**REQUIRED WORK**
Reproduce every line of the data below verbatim, omitting the pictures.

Source records
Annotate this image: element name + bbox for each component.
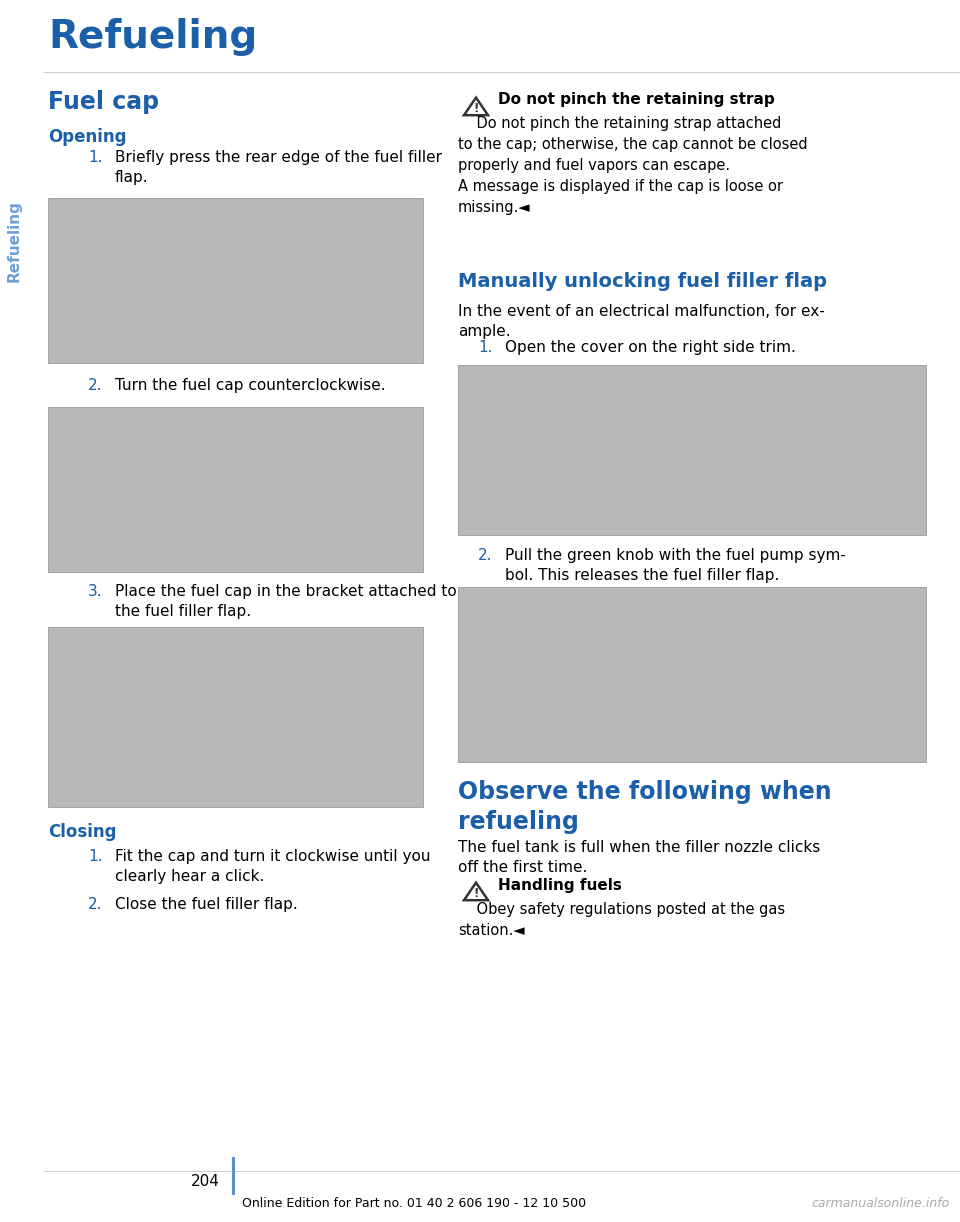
Text: Obey safety regulations posted at the gas
station.◄: Obey safety regulations posted at the ga… — [458, 902, 785, 938]
Text: Place the fuel cap in the bracket attached to
the fuel filler flap.: Place the fuel cap in the bracket attach… — [115, 584, 457, 620]
Text: 2.: 2. — [88, 897, 103, 912]
Text: Close the fuel filler flap.: Close the fuel filler flap. — [115, 897, 298, 912]
Text: !: ! — [473, 103, 479, 115]
Text: !: ! — [473, 887, 479, 901]
Text: Do not pinch the retaining strap attached
to the cap; otherwise, the cap cannot : Do not pinch the retaining strap attache… — [458, 116, 807, 215]
Text: 2.: 2. — [88, 378, 103, 393]
Bar — [48, 627, 423, 807]
Text: Online Edition for Part no. 01 40 2 606 190 - 12 10 500: Online Edition for Part no. 01 40 2 606 … — [242, 1198, 587, 1210]
Bar — [232, 1157, 235, 1195]
Text: Opening: Opening — [48, 128, 127, 145]
Text: Refueling: Refueling — [48, 18, 257, 56]
Text: Do not pinch the retaining strap: Do not pinch the retaining strap — [498, 92, 775, 108]
Text: 1.: 1. — [88, 150, 103, 165]
Text: Refueling: Refueling — [7, 200, 21, 282]
Bar — [48, 407, 423, 572]
Text: Open the cover on the right side trim.: Open the cover on the right side trim. — [505, 340, 796, 356]
Text: In the event of an electrical malfunction, for ex-
ample.: In the event of an electrical malfunctio… — [458, 304, 825, 340]
Text: 1.: 1. — [88, 849, 103, 864]
Text: 204: 204 — [191, 1174, 220, 1189]
Text: Handling fuels: Handling fuels — [498, 877, 622, 893]
Text: Fit the cap and turn it clockwise until you
clearly hear a click.: Fit the cap and turn it clockwise until … — [115, 849, 430, 885]
Bar — [458, 587, 926, 763]
Text: Fuel cap: Fuel cap — [48, 90, 159, 114]
Text: Turn the fuel cap counterclockwise.: Turn the fuel cap counterclockwise. — [115, 378, 386, 393]
Text: 3.: 3. — [88, 584, 103, 599]
Text: Briefly press the rear edge of the fuel filler
flap.: Briefly press the rear edge of the fuel … — [115, 150, 442, 186]
Text: The fuel tank is full when the filler nozzle clicks
off the first time.: The fuel tank is full when the filler no… — [458, 840, 820, 875]
Text: Manually unlocking fuel filler flap: Manually unlocking fuel filler flap — [458, 273, 827, 291]
Text: 2.: 2. — [478, 547, 492, 563]
Text: Closing: Closing — [48, 822, 116, 841]
Bar — [458, 365, 926, 535]
Text: Pull the green knob with the fuel pump sym-
bol. This releases the fuel filler f: Pull the green knob with the fuel pump s… — [505, 547, 846, 583]
Text: Observe the following when
refueling: Observe the following when refueling — [458, 780, 831, 833]
Text: carmanualsonline.info: carmanualsonline.info — [812, 1198, 950, 1210]
Text: 1.: 1. — [478, 340, 492, 356]
Bar — [48, 198, 423, 363]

**OUTPUT BELOW**
Annotate this image: element name + bbox for each component.
Text: Obey safety regulations posted at the gas
station.◄: Obey safety regulations posted at the ga… — [458, 902, 785, 938]
Text: Place the fuel cap in the bracket attached to
the fuel filler flap.: Place the fuel cap in the bracket attach… — [115, 584, 457, 620]
Text: 2.: 2. — [88, 897, 103, 912]
Text: Close the fuel filler flap.: Close the fuel filler flap. — [115, 897, 298, 912]
Text: !: ! — [473, 103, 479, 115]
Text: !: ! — [473, 887, 479, 901]
Text: Do not pinch the retaining strap attached
to the cap; otherwise, the cap cannot : Do not pinch the retaining strap attache… — [458, 116, 807, 215]
Text: 2.: 2. — [88, 378, 103, 393]
Bar — [48, 627, 423, 807]
Text: Online Edition for Part no. 01 40 2 606 190 - 12 10 500: Online Edition for Part no. 01 40 2 606 … — [242, 1198, 587, 1210]
Bar — [232, 1157, 235, 1195]
Text: Opening: Opening — [48, 128, 127, 145]
Text: Refueling: Refueling — [48, 18, 257, 56]
Text: Do not pinch the retaining strap: Do not pinch the retaining strap — [498, 92, 775, 108]
Text: 1.: 1. — [88, 150, 103, 165]
Text: Refueling: Refueling — [7, 200, 21, 282]
Bar — [48, 407, 423, 572]
Text: Open the cover on the right side trim.: Open the cover on the right side trim. — [505, 340, 796, 356]
Text: In the event of an electrical malfunction, for ex-
ample.: In the event of an electrical malfunctio… — [458, 304, 825, 340]
Text: 1.: 1. — [88, 849, 103, 864]
Text: 204: 204 — [191, 1174, 220, 1189]
Text: Handling fuels: Handling fuels — [498, 877, 622, 893]
Text: Fit the cap and turn it clockwise until you
clearly hear a click.: Fit the cap and turn it clockwise until … — [115, 849, 430, 885]
Bar — [458, 587, 926, 763]
Text: Fuel cap: Fuel cap — [48, 90, 159, 114]
Text: Turn the fuel cap counterclockwise.: Turn the fuel cap counterclockwise. — [115, 378, 386, 393]
Text: 3.: 3. — [88, 584, 103, 599]
Text: Briefly press the rear edge of the fuel filler
flap.: Briefly press the rear edge of the fuel … — [115, 150, 442, 186]
Text: The fuel tank is full when the filler nozzle clicks
off the first time.: The fuel tank is full when the filler no… — [458, 840, 820, 875]
Text: Manually unlocking fuel filler flap: Manually unlocking fuel filler flap — [458, 273, 827, 291]
Text: 2.: 2. — [478, 547, 492, 563]
Text: Closing: Closing — [48, 822, 116, 841]
Bar — [458, 365, 926, 535]
Text: Pull the green knob with the fuel pump sym-
bol. This releases the fuel filler f: Pull the green knob with the fuel pump s… — [505, 547, 846, 583]
Text: Observe the following when
refueling: Observe the following when refueling — [458, 780, 831, 833]
Text: carmanualsonline.info: carmanualsonline.info — [812, 1198, 950, 1210]
Text: 1.: 1. — [478, 340, 492, 356]
Bar — [48, 198, 423, 363]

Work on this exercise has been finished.